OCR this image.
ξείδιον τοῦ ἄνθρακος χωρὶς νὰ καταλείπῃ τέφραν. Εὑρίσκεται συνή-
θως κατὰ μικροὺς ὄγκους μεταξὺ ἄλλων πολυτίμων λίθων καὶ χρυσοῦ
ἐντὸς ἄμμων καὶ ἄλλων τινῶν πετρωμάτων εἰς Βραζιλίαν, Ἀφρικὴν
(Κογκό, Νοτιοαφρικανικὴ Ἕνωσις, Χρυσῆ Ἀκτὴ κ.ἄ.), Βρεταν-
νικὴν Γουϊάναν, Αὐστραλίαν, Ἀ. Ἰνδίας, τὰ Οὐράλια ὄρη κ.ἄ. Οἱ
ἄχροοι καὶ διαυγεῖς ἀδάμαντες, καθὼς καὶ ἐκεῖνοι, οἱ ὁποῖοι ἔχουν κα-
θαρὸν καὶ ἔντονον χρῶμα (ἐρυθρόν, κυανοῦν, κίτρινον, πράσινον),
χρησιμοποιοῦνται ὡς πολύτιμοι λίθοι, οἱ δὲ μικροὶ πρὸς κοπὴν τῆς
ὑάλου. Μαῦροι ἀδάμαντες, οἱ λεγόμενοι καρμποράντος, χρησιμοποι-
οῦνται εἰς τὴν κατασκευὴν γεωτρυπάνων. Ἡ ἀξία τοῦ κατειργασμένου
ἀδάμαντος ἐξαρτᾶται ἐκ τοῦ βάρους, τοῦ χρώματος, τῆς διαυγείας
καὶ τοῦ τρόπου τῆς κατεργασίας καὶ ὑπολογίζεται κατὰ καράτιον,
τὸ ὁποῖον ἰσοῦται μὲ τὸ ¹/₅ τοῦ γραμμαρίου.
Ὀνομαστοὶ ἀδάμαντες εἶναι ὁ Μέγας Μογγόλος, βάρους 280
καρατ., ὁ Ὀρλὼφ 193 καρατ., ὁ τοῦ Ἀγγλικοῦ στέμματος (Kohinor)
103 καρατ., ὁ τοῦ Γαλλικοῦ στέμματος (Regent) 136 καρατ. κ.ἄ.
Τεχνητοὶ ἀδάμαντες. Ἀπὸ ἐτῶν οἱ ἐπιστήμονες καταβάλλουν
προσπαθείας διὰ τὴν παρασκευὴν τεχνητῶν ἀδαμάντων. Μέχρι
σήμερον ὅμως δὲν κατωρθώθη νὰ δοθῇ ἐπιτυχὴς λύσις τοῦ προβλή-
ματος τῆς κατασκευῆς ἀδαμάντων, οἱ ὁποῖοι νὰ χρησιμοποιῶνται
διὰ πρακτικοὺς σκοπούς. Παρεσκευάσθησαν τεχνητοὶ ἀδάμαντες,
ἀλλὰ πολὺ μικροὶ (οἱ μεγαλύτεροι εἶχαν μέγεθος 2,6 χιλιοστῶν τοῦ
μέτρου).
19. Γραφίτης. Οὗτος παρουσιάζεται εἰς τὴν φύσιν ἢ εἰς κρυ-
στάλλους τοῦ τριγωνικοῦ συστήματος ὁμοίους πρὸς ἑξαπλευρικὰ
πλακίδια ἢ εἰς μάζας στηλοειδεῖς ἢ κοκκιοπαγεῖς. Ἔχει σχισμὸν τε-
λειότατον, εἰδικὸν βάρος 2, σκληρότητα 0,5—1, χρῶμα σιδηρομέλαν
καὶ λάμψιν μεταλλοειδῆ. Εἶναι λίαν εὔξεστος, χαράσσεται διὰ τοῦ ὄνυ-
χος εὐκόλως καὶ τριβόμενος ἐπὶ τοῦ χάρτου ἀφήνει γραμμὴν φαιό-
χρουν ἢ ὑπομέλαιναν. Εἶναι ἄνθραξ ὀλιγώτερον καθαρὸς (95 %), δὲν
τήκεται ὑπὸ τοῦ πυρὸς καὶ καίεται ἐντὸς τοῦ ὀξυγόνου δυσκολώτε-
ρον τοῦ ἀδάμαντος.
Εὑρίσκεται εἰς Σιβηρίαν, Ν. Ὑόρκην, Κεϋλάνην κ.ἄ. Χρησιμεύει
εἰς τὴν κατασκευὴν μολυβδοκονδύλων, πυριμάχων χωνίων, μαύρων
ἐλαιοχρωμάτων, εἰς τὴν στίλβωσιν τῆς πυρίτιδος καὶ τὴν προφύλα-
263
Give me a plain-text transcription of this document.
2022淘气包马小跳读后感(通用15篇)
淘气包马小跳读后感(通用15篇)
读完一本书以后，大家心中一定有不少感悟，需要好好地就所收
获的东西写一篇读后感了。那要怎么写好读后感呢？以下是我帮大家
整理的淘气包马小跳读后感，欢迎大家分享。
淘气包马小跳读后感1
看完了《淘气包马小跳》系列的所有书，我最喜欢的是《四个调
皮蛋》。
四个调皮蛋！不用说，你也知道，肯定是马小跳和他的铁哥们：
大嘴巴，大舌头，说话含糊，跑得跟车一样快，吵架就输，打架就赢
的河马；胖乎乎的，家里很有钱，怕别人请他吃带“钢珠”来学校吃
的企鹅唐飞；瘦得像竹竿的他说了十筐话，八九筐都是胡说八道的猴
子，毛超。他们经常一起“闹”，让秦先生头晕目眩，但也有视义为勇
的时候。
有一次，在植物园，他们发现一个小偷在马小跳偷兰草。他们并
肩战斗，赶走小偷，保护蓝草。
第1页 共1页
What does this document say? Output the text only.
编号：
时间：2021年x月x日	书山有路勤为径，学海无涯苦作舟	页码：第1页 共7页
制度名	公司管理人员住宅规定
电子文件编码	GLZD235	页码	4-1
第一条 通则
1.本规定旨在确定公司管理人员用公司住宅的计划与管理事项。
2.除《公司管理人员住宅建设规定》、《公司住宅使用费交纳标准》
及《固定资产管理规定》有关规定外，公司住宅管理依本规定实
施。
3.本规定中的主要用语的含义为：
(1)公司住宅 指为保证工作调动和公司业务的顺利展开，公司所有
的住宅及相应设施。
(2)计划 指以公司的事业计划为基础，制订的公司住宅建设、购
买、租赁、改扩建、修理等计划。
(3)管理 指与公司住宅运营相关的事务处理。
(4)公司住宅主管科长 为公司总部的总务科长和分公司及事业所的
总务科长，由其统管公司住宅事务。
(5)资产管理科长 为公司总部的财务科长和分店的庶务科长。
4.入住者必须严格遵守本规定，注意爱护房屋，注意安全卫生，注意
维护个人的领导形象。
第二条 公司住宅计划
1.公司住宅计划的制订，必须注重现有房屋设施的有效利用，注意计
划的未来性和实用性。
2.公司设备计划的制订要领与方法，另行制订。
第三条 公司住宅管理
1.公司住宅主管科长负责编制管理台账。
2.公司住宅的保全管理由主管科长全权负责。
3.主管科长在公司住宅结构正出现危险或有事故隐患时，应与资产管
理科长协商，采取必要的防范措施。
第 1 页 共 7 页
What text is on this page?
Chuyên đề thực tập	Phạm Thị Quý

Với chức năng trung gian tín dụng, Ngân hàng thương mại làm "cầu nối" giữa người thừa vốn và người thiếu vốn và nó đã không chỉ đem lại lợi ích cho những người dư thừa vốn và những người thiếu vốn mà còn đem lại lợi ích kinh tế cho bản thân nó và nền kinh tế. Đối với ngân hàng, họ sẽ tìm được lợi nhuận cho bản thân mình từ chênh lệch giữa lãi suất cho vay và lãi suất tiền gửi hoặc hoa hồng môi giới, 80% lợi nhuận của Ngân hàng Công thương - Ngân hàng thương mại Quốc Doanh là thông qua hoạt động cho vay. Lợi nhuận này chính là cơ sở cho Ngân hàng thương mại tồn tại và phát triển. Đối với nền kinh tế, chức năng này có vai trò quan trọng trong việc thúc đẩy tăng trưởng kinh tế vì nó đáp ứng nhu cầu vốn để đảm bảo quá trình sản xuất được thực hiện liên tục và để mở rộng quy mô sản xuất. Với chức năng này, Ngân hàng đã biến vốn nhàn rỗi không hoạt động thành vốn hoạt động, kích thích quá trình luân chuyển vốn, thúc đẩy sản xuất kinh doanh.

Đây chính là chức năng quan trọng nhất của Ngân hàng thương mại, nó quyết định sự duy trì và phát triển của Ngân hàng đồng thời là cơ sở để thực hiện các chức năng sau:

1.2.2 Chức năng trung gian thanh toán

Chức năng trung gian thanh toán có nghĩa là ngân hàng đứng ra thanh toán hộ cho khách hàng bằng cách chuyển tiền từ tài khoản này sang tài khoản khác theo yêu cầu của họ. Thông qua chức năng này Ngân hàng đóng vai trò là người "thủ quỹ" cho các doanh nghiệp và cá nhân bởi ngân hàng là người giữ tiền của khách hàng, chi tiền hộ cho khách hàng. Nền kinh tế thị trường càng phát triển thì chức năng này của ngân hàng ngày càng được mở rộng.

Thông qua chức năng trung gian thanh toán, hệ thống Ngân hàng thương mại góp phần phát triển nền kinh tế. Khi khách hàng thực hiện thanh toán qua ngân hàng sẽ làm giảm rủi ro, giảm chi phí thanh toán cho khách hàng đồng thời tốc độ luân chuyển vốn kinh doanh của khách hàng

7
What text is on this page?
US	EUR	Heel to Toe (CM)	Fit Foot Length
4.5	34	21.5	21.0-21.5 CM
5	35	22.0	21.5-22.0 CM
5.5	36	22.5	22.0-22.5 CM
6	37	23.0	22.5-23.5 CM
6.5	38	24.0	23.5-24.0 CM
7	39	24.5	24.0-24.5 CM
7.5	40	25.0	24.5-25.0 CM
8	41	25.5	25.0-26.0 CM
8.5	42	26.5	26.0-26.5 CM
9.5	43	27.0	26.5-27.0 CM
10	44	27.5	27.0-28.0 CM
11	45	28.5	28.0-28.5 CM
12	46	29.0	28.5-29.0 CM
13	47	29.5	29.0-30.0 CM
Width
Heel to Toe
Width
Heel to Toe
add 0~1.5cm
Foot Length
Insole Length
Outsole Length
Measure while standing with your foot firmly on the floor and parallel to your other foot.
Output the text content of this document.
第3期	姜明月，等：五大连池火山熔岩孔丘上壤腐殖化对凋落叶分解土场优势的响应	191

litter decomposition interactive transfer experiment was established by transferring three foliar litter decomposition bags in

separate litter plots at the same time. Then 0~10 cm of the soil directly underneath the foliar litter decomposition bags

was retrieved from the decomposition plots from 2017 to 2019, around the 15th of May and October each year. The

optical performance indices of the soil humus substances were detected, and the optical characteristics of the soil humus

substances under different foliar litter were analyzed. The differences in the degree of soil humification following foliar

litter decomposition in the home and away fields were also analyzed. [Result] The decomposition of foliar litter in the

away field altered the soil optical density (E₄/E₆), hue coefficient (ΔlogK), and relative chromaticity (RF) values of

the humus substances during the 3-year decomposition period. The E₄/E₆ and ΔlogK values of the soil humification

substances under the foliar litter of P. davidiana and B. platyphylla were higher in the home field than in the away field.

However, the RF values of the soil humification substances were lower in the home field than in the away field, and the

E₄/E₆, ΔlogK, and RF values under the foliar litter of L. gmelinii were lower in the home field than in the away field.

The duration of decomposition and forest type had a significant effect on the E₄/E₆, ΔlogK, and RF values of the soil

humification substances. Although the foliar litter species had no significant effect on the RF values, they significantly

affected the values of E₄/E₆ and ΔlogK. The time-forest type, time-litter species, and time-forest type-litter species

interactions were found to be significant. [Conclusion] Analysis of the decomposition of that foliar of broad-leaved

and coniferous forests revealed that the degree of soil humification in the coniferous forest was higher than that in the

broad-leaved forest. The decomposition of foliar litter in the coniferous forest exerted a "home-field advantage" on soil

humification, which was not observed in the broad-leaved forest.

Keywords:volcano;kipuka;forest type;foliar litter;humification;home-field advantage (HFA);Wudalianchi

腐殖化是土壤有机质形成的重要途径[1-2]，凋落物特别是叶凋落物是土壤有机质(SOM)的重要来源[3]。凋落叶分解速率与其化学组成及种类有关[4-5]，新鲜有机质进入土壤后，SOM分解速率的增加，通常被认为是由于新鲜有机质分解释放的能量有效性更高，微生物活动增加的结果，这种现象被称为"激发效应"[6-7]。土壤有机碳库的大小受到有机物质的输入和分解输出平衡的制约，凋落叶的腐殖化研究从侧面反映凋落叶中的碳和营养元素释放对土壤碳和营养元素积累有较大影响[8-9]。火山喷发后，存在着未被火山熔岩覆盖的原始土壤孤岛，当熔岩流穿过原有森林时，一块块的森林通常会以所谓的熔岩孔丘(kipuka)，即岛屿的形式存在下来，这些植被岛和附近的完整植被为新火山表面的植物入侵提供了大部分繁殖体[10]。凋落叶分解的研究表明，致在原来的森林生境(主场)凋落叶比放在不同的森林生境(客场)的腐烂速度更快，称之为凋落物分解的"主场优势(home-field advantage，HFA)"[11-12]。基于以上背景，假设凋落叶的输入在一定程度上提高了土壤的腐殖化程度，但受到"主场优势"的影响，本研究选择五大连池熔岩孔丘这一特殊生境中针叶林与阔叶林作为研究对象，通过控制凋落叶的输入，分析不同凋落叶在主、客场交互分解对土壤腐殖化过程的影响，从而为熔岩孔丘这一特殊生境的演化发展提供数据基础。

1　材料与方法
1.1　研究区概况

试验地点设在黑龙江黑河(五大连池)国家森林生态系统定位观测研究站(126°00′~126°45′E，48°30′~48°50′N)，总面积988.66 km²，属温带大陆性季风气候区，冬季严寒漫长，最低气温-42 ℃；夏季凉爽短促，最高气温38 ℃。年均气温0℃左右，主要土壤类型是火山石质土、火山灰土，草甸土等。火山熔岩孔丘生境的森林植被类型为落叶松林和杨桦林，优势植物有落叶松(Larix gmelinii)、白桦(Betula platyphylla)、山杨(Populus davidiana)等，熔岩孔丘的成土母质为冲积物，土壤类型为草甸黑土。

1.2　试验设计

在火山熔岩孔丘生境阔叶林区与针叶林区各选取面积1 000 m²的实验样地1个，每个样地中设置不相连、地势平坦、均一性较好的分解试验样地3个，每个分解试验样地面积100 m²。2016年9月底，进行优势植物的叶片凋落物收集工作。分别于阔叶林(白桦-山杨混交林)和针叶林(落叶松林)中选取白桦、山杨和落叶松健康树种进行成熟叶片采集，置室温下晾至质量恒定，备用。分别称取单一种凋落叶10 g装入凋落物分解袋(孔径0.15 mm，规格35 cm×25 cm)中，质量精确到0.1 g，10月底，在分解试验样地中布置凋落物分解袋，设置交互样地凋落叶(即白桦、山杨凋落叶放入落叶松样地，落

_What is being asked_:
Where a line of the entries contains the word "away", copy that line.

_Reply to the task_:
litter decomposition in the home and away fields were also analyzed. [Result] The decomposition of foliar litter in the
away field altered the soil optical density (E₄/E₆), hue coefficient (ΔlogK), and relative chromaticity (RF) values of
substances under the foliar litter of P. davidiana and B. platyphylla were higher in the home field than in the away field.
However, the RF values of the soil humification substances were lower in the home field than in the away field, and the
E₄/E₆, ΔlogK, and RF values under the foliar litter of L. gmelinii were lower in the home field than in the away field.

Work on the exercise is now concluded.